— start Source data —

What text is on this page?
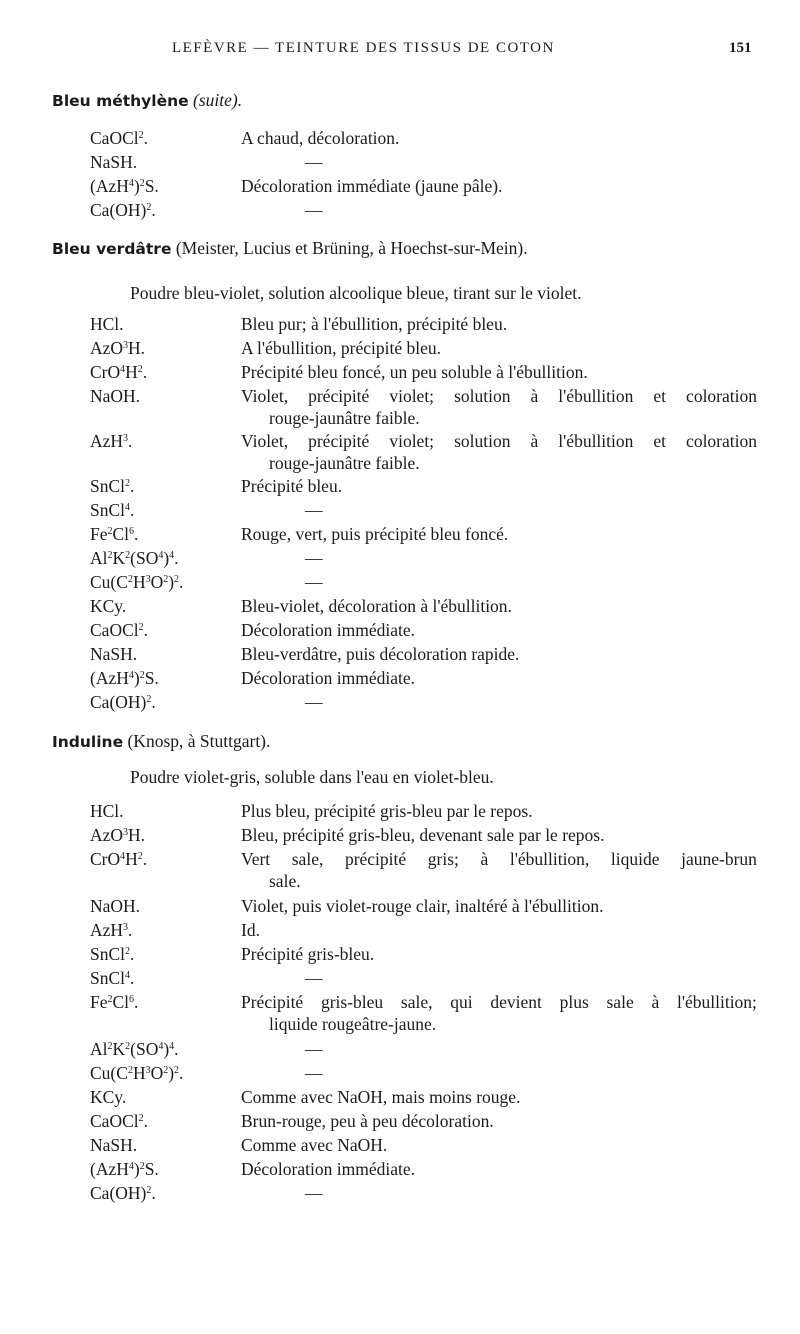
LEFÈVRE — TEINTURE DES TISSUS DE COTON	151
Bleu méthylène (suite).
CaOCl$^2$.	A chaud, décoloration.
NaSH.	—
$(AzH^4)^2S$.	Décoloration immédiate (jaune pâle).
Ca(OH)$^2$.	—
Bleu verdâtre (Meister, Lucius et Brüning, à Hoechst-sur-Mein).
Poudre bleu-violet, solution alcoolique bleue, tirant sur le violet.
HCl.	Bleu pur; à l'ébullition, précipité bleu.
AzO$^3$H.	A l'ébullition, précipité bleu.
$CrO^4H^2$.	Précipité bleu foncé, un peu soluble à l'ébullition.
NaOH.	Violet, précipité violet; solution à l'ébullition et coloration
rouge-jaunâtre faible.
AzH$^3$.	Violet, précipité violet; solution à l'ébullition et coloration
rouge-jaunâtre faible.
SnCl$^2$.	Précipité bleu.
SnCl$^4$.	—
Fe$^2$Cl$^6$.	Rouge, vert, puis précipité bleu foncé.
$Al^2K^2(SO^4)^4$.	—
$Cu(C^2H^3O^2)^2$.	—
KCy.	Bleu-violet, décoloration à l'ébullition.
CaOCl$^2$.	Décoloration immédiate.
NaSH.	Bleu-verdâtre, puis décoloration rapide.
$(AzH^4)^2S$.	Décoloration immédiate.
Ca(OH)$^2$.	—
Induline (Knosp, à Stuttgart).
Poudre violet-gris, soluble dans l'eau en violet-bleu.
HCl.	Plus bleu, précipité gris-bleu par le repos.
AzO$^3$H.	Bleu, précipité gris-bleu, devenant sale par le repos.
$CrO^4H^2$.	Vert sale, précipité gris; à l'ébullition, liquide jaune-brun
sale.
NaOH.	Violet, puis violet-rouge clair, inaltéré à l'ébullition.
AzH$^3$.	Id.
SnCl$^2$.	Précipité gris-bleu.
SnCl$^4$.	—
Fe$^2$Cl$^6$.	Précipité gris-bleu sale, qui devient plus sale à l'ébullition;
liquide rougeâtre-jaune.
$Al^2K^2(SO^4)^4$.	—
$Cu(C^2H^3O^2)^2$.	—
KCy.	Comme avec NaOH, mais moins rouge.
CaOCl$^2$.	Brun-rouge, peu à peu décoloration.
NaSH.	Comme avec NaOH.
$(AzH^4)^2S$.	Décoloration immédiate.
Ca(OH)$^2$.	—
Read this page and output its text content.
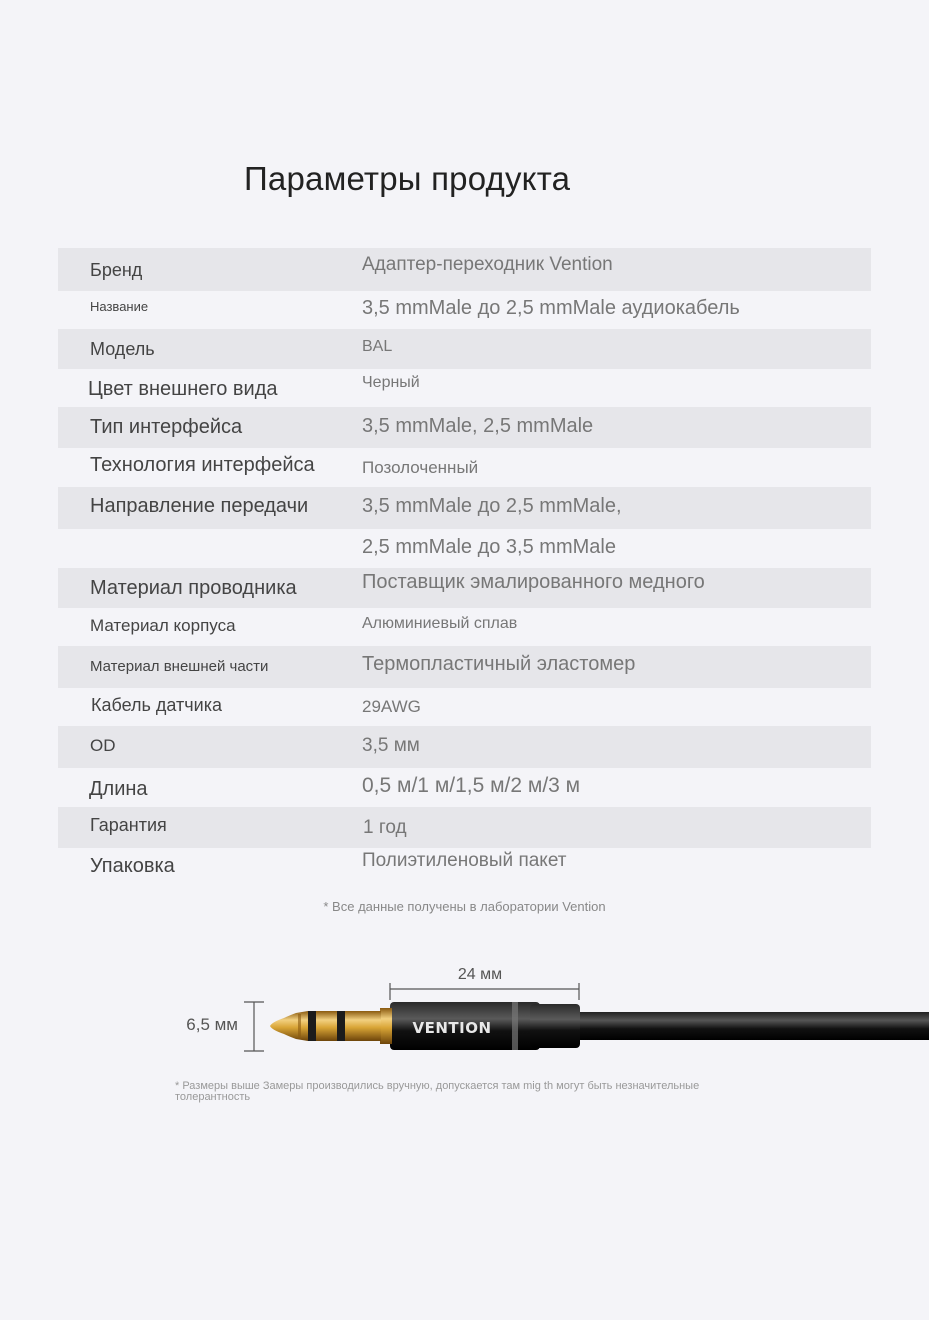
Параметры продукта
Бренд	Адаптер-переходник Vention
Название	3,5 mmMale до 2,5 mmMale аудиокабель
Модель	BAL
Цвет внешнего вида	Черный
Тип интерфейса	3,5 mmMale, 2,5 mmMale
Технология интерфейса	Позолоченный
Направление передачи	3,5 mmMale до 2,5 mmMale,
2,5 mmMale до 3,5 mmMale
Материал проводника	Поставщик эмалированного медного
Материал корпуса	Алюминиевый сплав
Материал внешней части	Термопластичный эластомер
Кабель датчика	29AWG
OD	3,5 мм
Длина	0,5 м/1 м/1,5 м/2 м/3 м
Гарантия	1 год
Упаковка	Полиэтиленовый пакет
* Все данные получены в лаборатории Vention
24 мм
6,5 мм	VENTION
* Размеры выше Замеры производились вручную, допускается там mig th могут быть незначительные толерантность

— end Source data —

*What you will do*
In the entries above, count each line that holds "this". Give the total and nothing else.

*The response*
2